**SHORT TASK 1:**
Name the profiles that the passage on Bluetooth profiles says derive from the serial port profile.

--- EXTRACT TO READ ---

As shown in the profile relationships diagram (refer back to Figure 11.1), all three of these profiles derive from the serial port profile, or SPP, that was described in the previous chapter. This is not surprising, since the SPP and its associated RFCOMM protocol are intended to allow legacy applications to make use of Bluetooth wireless transports, and all three of these profiles instantiate legacy applications (that is, they define how to do existing tasks without wires). So these profiles are a logical fit as members of the SPP family, which is the basis for the version 1.0 cable-replacement scenarios. They are also a good fit with the SPP technically, since all three profiles involve applications that most likely will include the notion of communicating over a serial port. In the case of dial-up networking and fax, the use of a serial interface is obvious, since both use a modem (or at least the abstraction of a modem) to communicate over a telephony network, and the most prevalent way to access nearly all modems is via a serial port. In the case of LAN access, the use of the serial interface might not be directly evident, since a direct network access cable is not necessarily modeled on a serial port. However, since the version 1.0 LAN access profile uses the point-to-point protocol (PPP), this sort of LAN access tends to resemble dial-up networking, and PPP maps well to a serial communication layer. Thus all three of the profiles derive from the SPP and use a serial port communication model.

--- EXERCISE INPUT ---

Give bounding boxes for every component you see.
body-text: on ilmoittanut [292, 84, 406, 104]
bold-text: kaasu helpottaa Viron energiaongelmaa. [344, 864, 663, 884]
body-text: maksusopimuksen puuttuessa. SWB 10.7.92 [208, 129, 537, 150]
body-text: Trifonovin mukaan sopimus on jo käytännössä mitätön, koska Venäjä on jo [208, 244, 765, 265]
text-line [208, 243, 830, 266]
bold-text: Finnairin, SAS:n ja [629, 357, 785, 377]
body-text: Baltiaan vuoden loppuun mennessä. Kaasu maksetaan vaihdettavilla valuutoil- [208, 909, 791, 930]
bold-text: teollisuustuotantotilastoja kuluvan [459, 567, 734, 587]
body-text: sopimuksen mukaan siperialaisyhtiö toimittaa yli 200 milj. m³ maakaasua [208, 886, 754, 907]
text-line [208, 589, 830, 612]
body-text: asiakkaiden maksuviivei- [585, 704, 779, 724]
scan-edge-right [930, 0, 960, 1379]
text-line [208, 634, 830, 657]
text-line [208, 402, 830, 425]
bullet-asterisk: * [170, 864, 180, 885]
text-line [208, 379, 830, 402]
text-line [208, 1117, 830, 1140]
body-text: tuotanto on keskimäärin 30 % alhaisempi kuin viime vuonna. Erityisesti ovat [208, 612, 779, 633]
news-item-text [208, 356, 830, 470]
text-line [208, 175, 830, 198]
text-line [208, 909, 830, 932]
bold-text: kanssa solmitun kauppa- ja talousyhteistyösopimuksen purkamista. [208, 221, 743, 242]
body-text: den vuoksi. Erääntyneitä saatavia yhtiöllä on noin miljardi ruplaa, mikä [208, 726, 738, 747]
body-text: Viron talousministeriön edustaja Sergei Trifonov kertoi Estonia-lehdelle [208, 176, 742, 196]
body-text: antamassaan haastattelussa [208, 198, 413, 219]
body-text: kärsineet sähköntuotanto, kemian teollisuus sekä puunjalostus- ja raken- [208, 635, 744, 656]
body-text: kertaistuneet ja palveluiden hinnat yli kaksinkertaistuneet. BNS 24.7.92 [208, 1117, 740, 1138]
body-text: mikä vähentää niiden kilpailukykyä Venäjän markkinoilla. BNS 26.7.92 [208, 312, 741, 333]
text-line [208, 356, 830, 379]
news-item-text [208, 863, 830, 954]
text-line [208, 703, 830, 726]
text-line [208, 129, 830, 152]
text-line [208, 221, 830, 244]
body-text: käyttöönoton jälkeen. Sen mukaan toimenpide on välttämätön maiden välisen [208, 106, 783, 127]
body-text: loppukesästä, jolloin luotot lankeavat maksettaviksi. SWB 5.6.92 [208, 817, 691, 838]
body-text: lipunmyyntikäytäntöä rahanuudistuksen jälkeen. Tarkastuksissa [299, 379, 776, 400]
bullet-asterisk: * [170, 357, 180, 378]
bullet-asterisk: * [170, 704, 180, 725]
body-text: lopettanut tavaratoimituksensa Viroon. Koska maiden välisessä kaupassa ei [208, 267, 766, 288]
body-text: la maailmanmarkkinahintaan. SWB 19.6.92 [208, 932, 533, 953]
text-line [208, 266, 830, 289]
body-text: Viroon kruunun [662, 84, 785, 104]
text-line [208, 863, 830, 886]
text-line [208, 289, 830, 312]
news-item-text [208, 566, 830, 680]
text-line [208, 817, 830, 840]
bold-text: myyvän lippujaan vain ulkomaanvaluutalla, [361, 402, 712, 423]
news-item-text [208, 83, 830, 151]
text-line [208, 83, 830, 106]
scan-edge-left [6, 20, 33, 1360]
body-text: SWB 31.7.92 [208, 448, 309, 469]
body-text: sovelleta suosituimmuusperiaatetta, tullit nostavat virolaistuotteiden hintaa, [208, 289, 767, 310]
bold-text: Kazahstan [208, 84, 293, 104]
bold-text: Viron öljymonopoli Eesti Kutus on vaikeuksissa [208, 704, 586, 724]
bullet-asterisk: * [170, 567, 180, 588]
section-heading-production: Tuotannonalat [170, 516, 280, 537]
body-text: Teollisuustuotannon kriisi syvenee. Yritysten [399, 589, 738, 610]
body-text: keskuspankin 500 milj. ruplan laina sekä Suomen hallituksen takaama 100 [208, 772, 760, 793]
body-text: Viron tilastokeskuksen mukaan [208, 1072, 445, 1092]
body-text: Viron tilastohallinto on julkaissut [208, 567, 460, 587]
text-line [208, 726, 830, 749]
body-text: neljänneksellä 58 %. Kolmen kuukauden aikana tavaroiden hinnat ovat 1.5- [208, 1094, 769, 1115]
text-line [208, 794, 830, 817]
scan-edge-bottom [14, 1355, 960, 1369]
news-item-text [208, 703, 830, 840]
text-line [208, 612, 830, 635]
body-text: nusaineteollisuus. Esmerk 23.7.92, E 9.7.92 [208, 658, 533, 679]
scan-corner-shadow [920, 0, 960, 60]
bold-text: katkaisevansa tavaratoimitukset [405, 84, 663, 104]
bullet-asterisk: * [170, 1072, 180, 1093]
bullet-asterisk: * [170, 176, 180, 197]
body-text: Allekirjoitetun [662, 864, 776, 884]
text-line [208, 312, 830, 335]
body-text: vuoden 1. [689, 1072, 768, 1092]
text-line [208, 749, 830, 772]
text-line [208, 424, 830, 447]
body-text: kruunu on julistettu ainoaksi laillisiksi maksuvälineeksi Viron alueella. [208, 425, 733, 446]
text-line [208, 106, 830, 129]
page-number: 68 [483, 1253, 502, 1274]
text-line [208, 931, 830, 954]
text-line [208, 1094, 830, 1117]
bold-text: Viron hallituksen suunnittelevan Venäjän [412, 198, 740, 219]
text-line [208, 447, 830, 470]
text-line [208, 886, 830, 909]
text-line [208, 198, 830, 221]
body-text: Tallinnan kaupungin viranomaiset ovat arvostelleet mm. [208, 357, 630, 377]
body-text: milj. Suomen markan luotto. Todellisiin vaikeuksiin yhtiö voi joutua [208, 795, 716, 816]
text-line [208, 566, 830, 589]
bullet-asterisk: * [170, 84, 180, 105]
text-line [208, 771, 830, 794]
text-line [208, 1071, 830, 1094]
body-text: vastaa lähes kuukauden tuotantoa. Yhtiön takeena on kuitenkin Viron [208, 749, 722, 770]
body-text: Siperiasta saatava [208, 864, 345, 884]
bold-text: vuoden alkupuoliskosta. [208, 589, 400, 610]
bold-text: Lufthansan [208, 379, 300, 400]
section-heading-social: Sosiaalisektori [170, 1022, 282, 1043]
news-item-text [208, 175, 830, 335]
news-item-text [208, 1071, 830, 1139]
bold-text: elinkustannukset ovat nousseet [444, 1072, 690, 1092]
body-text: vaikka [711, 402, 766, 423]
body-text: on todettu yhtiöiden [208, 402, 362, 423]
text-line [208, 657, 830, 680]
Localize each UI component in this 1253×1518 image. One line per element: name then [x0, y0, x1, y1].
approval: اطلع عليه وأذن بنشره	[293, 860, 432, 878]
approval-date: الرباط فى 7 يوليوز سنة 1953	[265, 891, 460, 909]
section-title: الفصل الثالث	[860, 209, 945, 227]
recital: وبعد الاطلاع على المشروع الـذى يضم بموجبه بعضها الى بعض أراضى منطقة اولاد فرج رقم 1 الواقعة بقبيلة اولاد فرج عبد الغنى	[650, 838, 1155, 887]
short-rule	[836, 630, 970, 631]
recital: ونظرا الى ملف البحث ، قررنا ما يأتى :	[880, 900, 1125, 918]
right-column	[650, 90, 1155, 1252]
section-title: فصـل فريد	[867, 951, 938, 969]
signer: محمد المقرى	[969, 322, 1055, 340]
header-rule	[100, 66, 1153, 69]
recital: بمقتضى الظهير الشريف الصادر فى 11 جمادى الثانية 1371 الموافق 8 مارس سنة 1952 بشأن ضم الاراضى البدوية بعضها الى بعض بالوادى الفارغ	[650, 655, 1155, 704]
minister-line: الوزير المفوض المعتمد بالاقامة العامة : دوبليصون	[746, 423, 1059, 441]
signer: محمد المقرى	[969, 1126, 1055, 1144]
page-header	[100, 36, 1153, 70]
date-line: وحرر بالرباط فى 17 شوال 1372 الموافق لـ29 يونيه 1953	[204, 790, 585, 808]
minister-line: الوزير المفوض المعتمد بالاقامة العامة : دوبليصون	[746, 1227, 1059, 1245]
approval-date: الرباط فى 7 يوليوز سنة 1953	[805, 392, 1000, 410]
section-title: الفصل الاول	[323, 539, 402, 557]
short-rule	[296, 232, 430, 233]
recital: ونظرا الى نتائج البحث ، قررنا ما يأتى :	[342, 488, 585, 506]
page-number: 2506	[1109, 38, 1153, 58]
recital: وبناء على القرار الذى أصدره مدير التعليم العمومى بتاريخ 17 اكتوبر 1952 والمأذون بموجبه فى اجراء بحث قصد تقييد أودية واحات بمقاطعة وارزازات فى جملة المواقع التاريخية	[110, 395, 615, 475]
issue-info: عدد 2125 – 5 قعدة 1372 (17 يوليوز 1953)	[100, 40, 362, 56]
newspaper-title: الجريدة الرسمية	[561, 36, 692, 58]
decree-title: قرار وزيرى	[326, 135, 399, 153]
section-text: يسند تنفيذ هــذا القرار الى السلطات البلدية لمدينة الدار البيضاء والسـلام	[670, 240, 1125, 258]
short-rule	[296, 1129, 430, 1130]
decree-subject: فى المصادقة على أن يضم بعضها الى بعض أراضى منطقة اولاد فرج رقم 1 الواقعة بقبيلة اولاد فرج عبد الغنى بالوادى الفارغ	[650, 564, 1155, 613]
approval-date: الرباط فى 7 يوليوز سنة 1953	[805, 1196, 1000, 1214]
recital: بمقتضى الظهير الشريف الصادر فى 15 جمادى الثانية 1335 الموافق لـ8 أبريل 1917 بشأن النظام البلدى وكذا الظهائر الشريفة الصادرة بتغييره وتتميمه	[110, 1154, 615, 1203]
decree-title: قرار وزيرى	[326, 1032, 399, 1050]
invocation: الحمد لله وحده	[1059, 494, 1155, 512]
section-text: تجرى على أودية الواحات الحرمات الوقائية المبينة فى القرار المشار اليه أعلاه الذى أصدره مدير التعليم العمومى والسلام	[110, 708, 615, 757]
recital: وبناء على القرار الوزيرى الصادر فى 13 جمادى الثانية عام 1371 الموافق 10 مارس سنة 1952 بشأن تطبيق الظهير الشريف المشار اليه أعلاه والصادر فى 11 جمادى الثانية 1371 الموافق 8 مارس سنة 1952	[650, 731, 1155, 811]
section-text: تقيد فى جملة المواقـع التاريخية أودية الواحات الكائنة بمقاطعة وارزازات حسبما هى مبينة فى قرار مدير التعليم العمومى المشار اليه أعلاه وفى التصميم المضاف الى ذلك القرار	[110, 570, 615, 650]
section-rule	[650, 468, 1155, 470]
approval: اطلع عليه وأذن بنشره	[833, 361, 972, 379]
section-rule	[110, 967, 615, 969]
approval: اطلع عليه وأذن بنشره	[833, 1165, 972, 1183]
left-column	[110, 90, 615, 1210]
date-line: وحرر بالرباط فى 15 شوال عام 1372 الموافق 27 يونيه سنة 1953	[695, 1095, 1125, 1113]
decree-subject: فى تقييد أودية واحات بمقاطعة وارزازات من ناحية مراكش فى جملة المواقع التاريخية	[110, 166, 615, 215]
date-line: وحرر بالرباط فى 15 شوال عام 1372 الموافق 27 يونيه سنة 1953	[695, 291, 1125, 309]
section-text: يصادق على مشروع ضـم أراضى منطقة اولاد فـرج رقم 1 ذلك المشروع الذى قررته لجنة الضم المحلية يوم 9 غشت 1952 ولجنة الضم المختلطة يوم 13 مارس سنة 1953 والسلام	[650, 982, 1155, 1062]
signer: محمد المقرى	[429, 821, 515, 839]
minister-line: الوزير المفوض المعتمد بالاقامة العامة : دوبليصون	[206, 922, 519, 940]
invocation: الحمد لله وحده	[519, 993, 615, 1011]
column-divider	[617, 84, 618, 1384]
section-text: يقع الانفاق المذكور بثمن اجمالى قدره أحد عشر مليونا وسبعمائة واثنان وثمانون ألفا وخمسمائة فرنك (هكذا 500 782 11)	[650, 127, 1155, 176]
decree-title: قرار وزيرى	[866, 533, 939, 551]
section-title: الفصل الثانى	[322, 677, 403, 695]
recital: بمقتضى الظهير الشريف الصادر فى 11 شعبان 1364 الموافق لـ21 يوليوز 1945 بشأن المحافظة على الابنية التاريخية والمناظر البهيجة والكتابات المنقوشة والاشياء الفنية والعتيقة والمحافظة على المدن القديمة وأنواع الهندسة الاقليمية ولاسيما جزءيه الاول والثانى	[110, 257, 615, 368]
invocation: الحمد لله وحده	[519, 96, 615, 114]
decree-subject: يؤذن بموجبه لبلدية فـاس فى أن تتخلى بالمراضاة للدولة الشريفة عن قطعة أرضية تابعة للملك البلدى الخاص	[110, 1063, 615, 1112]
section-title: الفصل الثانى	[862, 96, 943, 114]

---

**SHORT TASK 2:**
Write out the listing word for word, starting with its first line and going on through the line that contains "text-line [208, 243, 830, 266]".

**TASK RESULT 1:**
Dial-up networking, fax, and LAN access.

**TASK RESULT 2:**
Give bounding boxes for every component you see.
body-text: on ilmoittanut [292, 84, 406, 104]
bold-text: kaasu helpottaa Viron energiaongelmaa. [344, 864, 663, 884]
body-text: maksusopimuksen puuttuessa. SWB 10.7.92 [208, 129, 537, 150]
body-text: Trifonovin mukaan sopimus on jo käytännössä mitätön, koska Venäjä on jo [208, 244, 765, 265]
text-line [208, 243, 830, 266]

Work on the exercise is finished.